◆ Task details ◆
Filter these entries so that only lines with the word "الويل" remain.

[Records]
|---|

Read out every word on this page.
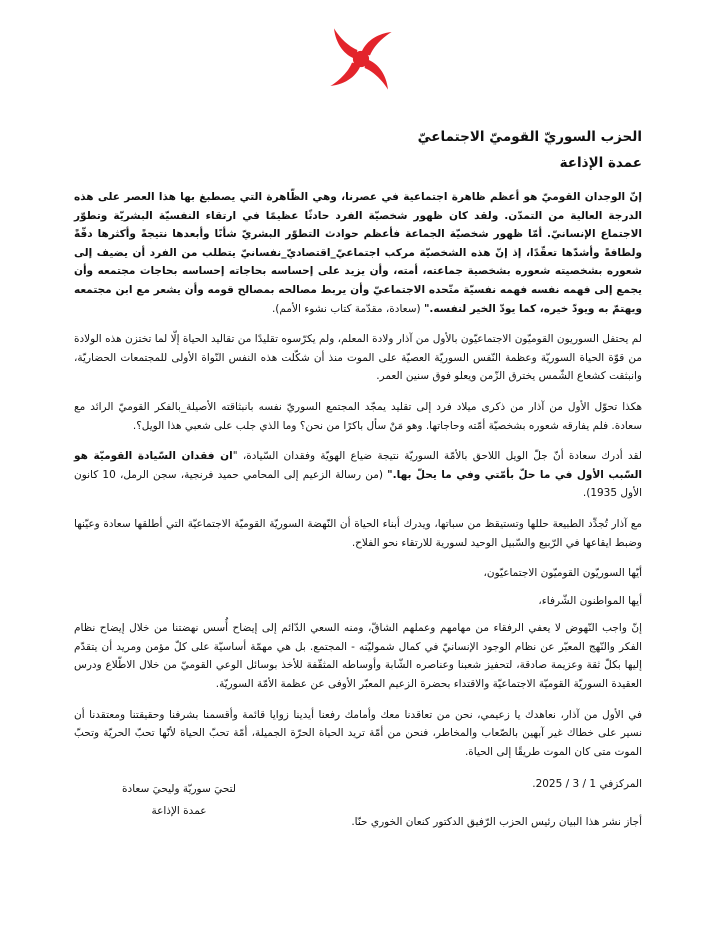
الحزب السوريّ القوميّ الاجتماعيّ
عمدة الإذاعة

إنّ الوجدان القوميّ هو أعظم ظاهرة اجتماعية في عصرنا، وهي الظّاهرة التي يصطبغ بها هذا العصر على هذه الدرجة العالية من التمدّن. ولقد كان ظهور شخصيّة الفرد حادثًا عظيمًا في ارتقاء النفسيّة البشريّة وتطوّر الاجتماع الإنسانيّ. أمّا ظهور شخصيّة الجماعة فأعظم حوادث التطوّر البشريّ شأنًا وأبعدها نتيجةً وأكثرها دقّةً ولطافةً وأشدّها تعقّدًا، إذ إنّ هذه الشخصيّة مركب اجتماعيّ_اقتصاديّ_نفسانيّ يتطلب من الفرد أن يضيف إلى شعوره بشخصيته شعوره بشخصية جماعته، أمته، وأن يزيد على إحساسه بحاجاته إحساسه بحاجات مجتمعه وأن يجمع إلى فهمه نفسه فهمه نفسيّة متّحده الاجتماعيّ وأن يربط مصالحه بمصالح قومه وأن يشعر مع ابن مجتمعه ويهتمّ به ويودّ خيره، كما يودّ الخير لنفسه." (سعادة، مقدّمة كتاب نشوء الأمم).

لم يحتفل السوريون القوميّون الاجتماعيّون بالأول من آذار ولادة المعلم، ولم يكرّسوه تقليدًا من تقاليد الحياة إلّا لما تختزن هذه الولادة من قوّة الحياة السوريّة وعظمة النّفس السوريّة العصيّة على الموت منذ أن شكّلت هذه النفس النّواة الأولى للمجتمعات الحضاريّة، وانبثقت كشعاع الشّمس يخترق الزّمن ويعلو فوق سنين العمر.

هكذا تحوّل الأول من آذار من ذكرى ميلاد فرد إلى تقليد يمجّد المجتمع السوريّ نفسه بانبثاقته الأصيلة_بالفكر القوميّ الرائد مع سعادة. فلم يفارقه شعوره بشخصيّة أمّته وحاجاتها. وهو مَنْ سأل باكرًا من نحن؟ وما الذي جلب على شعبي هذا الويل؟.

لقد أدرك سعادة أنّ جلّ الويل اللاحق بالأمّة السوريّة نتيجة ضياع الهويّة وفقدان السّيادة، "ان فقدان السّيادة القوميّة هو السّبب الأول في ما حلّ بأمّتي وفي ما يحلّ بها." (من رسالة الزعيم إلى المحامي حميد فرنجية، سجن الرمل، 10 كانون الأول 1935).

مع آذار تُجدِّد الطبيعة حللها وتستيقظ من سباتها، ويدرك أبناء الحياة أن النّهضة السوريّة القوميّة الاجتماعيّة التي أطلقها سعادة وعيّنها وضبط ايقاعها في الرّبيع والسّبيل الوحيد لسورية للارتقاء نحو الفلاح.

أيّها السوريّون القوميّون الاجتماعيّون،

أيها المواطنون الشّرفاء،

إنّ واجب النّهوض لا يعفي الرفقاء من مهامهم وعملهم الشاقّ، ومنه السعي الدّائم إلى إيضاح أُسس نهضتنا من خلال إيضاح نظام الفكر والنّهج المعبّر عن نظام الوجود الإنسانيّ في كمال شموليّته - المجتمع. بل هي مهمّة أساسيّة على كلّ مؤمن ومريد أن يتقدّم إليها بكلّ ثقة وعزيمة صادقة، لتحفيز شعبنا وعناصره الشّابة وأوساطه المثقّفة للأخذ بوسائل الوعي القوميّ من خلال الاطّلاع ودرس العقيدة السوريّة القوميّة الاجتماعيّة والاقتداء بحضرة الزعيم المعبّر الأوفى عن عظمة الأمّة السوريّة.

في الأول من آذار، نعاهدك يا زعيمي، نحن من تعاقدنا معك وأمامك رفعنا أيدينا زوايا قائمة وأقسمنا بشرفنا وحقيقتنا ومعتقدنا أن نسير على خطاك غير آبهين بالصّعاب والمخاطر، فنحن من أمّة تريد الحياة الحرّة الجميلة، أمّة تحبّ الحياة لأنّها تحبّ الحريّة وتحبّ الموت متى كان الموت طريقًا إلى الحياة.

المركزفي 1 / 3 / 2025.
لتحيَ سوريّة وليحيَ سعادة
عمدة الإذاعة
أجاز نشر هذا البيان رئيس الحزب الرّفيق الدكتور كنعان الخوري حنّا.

|---|

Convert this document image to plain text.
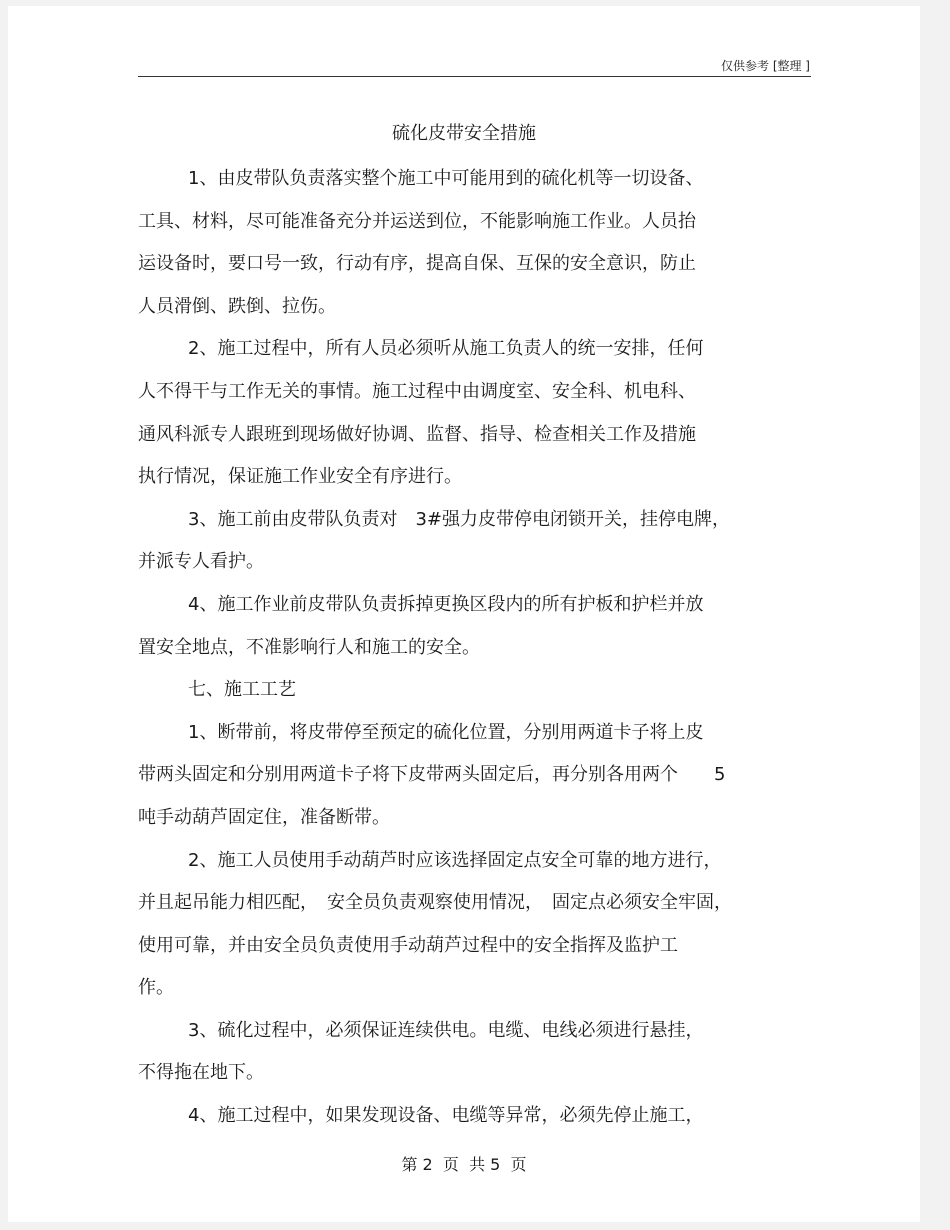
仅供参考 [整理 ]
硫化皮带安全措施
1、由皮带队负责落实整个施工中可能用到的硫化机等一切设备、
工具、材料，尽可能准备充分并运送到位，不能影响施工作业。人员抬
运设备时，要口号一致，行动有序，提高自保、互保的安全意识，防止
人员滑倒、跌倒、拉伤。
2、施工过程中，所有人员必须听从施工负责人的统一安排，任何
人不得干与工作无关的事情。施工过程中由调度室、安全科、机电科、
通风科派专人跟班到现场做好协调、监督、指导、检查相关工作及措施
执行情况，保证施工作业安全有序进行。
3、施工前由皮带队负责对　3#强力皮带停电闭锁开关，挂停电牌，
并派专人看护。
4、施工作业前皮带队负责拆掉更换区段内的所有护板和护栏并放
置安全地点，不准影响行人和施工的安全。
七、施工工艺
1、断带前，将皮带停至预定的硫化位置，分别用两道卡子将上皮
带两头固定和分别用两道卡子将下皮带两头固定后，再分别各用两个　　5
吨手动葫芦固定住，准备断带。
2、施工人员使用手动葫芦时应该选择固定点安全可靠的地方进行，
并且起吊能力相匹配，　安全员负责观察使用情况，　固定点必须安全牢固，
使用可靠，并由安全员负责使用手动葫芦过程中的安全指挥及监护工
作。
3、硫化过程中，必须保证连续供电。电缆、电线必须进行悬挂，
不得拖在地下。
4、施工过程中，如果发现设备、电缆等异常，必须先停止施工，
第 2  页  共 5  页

|---|

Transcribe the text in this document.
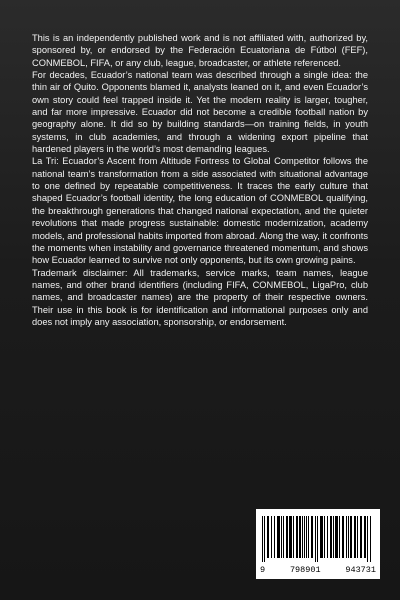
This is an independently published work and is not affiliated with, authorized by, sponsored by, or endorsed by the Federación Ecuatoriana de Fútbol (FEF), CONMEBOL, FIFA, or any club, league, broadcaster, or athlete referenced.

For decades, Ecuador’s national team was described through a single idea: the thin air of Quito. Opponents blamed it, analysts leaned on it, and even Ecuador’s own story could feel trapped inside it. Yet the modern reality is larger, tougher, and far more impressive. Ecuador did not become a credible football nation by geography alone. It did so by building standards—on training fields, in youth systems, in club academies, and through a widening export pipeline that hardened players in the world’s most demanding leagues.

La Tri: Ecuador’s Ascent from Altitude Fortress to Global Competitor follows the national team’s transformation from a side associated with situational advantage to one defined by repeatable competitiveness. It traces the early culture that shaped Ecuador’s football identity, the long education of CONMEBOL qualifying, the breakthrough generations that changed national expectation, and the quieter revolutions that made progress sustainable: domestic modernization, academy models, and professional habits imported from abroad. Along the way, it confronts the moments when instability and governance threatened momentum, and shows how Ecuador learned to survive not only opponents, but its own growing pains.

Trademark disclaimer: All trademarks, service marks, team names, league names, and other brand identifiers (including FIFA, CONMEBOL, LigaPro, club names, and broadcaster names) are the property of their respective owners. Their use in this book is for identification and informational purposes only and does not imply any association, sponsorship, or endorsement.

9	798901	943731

|---|

◆ Written response ◆
هكذا تحوّل الأول من آذار من ذكرى ميلاد فرد إلى تقليد يمجّد المجتمع السوريّ نفسه بانبثاقته الأصيلة_بالفكر القوميّ الرائد مع سعادة. فلم يفارقه شعوره بشخصيّة أمّته وحاجاتها. وهو مَنْ سأل باكرًا من نحن؟ وما الذي جلب على شعبي هذا الويل؟.
لقد أدرك سعادة أنّ جلّ الويل اللاحق بالأمّة السوريّة نتيجة ضياع الهويّة وفقدان السّيادة، "ان فقدان السّيادة القوميّة هو السّبب الأول في ما حلّ بأمّتي وفي ما يحلّ بها." (من رسالة الزعيم إلى المحامي حميد فرنجية، سجن الرمل، 10 كانون الأول 1935).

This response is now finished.